## [Aim of the task]
How many lines in the records below contain the string "action"? Reply with the number alone.

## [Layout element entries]
# # # #
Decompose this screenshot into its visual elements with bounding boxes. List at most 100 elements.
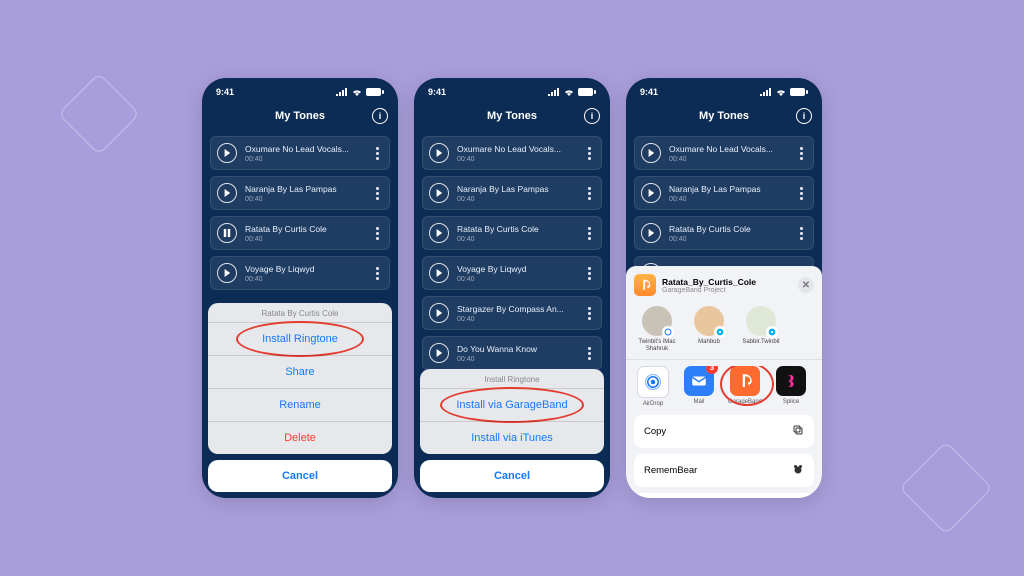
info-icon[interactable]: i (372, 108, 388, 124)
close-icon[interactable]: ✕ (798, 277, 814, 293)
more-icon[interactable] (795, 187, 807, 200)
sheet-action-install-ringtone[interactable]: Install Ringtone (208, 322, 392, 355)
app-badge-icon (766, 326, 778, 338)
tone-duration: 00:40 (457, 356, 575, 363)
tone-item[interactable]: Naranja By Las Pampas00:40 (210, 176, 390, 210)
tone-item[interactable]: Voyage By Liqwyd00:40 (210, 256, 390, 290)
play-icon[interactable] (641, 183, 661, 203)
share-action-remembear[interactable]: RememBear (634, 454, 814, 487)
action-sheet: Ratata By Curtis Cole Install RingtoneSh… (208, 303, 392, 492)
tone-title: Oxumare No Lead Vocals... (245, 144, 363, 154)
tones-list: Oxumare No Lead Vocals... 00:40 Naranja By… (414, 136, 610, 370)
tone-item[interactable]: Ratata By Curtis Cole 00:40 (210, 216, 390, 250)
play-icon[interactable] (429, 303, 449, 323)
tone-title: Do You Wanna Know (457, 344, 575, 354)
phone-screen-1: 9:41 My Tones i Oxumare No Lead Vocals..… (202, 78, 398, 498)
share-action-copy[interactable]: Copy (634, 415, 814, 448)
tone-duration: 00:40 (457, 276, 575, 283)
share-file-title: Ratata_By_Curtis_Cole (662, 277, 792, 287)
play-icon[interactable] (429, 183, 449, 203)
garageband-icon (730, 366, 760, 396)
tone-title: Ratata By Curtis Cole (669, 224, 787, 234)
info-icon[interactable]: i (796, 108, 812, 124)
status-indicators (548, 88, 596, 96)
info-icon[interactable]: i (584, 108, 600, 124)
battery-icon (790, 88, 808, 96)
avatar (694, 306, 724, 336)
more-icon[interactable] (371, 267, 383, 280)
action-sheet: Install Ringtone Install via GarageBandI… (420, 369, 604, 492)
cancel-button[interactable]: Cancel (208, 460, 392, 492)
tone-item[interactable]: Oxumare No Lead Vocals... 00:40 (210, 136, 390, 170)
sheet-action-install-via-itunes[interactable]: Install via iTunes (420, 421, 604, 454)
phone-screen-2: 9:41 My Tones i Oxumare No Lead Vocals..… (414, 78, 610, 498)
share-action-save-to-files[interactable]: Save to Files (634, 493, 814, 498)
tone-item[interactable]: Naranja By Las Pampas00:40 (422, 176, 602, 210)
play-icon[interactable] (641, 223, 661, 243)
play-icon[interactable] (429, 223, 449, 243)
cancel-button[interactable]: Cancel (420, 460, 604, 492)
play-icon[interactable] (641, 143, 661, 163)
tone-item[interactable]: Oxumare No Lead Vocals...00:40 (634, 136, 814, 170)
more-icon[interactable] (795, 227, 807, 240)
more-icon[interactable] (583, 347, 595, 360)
# # # #
## [Result of this task]
7